***** DATA ENTRIES
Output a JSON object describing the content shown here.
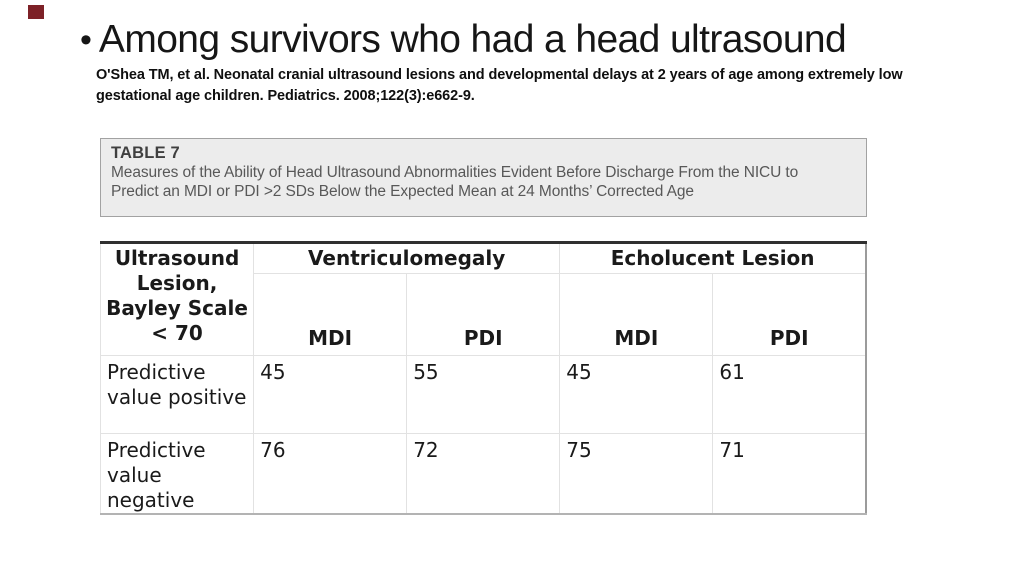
{
  "slide": {
    "background": "#ffffff",
    "corner_square_color": "#7d2127"
  },
  "title": {
    "bullet": "•",
    "text": "Among survivors who had a head ultrasound"
  },
  "citation": {
    "line1": "O'Shea TM, et al. Neonatal cranial ultrasound lesions and developmental delays at 2 years of age among extremely low",
    "line2": "gestational age children. Pediatrics. 2008;122(3):e662-9."
  },
  "caption_box": {
    "label": "TABLE 7",
    "line1": "Measures of the Ability of Head Ultrasound Abnormalities Evident Before Discharge From the NICU to",
    "line2": "Predict an MDI or PDI >2 SDs Below the Expected Mean at 24 Months’ Corrected Age",
    "background": "#ececec",
    "border_color": "#a2a2a2"
  },
  "chart_data": {
    "type": "table",
    "corner_header": "Ultrasound Lesion, Bayley Scale < 70",
    "column_groups": [
      {
        "label": "Ventriculomegaly",
        "columns": [
          "MDI",
          "PDI"
        ]
      },
      {
        "label": "Echolucent Lesion",
        "columns": [
          "MDI",
          "PDI"
        ]
      }
    ],
    "rows": [
      {
        "label": "Predictive value positive",
        "values": [
          "45",
          "55",
          "45",
          "61"
        ]
      },
      {
        "label": "Predictive value negative",
        "values": [
          "76",
          "72",
          "75",
          "71"
        ]
      }
    ]
  }
}
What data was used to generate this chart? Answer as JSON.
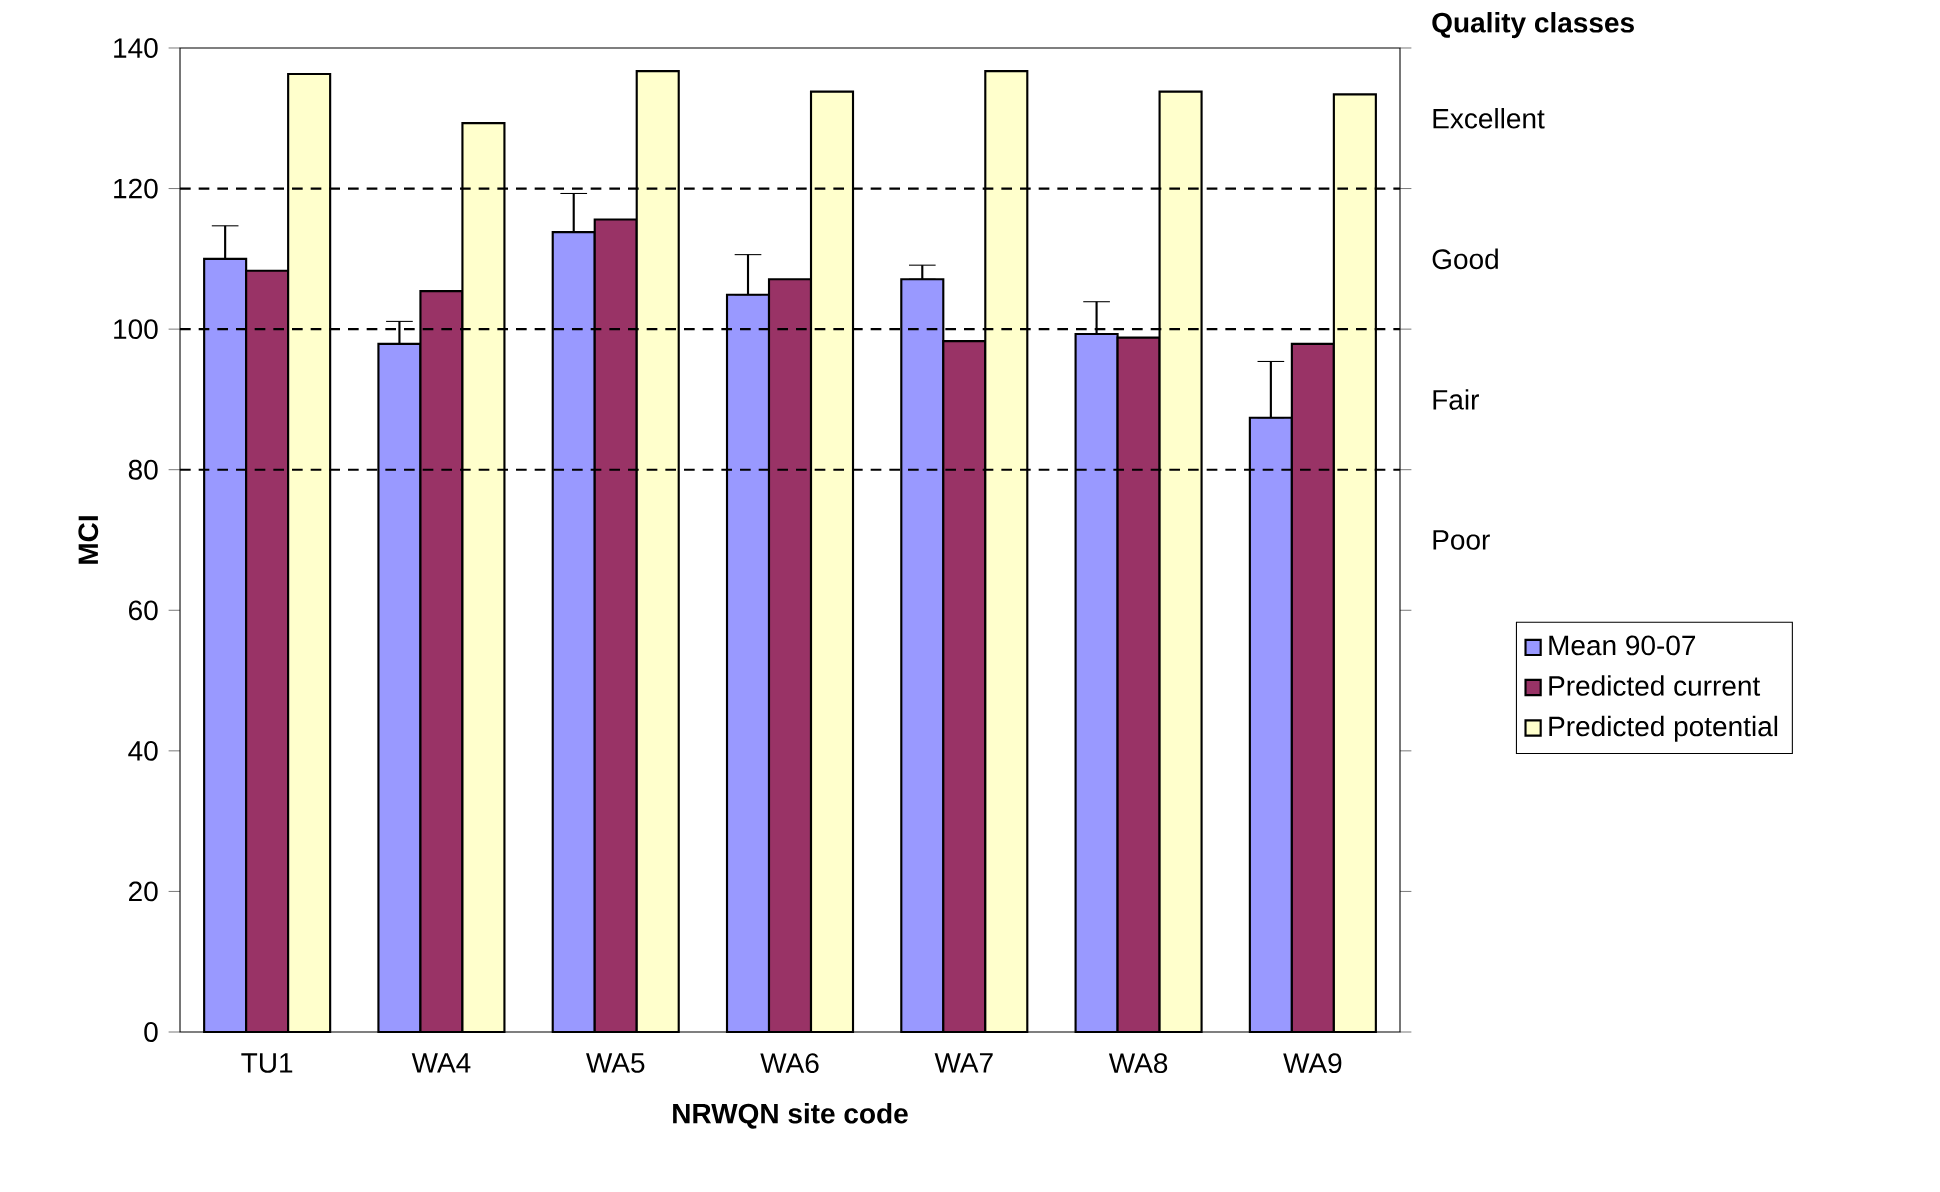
{
  "chart_data": {
    "type": "bar",
    "xlabel": "NRWQN site code",
    "ylabel": "MCI",
    "categories": [
      "TU1",
      "WA4",
      "WA5",
      "WA6",
      "WA7",
      "WA8",
      "WA9"
    ],
    "series": [
      {
        "name": "Mean 90-07",
        "color": "#9999ff",
        "values": [
          110,
          97.9,
          113.8,
          104.9,
          107.1,
          99.3,
          87.4
        ],
        "errors": [
          [
            110,
            114.7
          ],
          [
            97.9,
            101.1
          ],
          [
            113.8,
            119.3
          ],
          [
            104.9,
            110.6
          ],
          [
            107.1,
            109.1
          ],
          [
            99.3,
            103.9
          ],
          [
            87.4,
            95.4
          ]
        ]
      },
      {
        "name": "Predicted current",
        "color": "#993366",
        "values": [
          108.3,
          105.4,
          115.6,
          107.1,
          98.3,
          98.8,
          97.9
        ]
      },
      {
        "name": "Predicted potential",
        "color": "#ffffcc",
        "values": [
          136.3,
          129.3,
          136.7,
          133.8,
          136.7,
          133.8,
          133.4
        ]
      }
    ],
    "ylim": [
      0,
      140
    ],
    "yticks": [
      0,
      20,
      40,
      60,
      80,
      100,
      120,
      140
    ],
    "ref_lines": [
      {
        "axis": "y",
        "value": 80,
        "line_style": "dashed"
      },
      {
        "axis": "y",
        "value": 100,
        "line_style": "dashed"
      },
      {
        "axis": "y",
        "value": 120,
        "line_style": "dashed"
      }
    ],
    "annotations": [
      "Quality classes",
      "Excellent",
      "Good",
      "Fair",
      "Poor"
    ],
    "legend": "right",
    "grid": false
  }
}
**********
> INSTRUCTIONS FOR THE TASK
What is the number of lines in the data above that include the word "background"? Answer with that number only.

> RIGHT ANSWER
2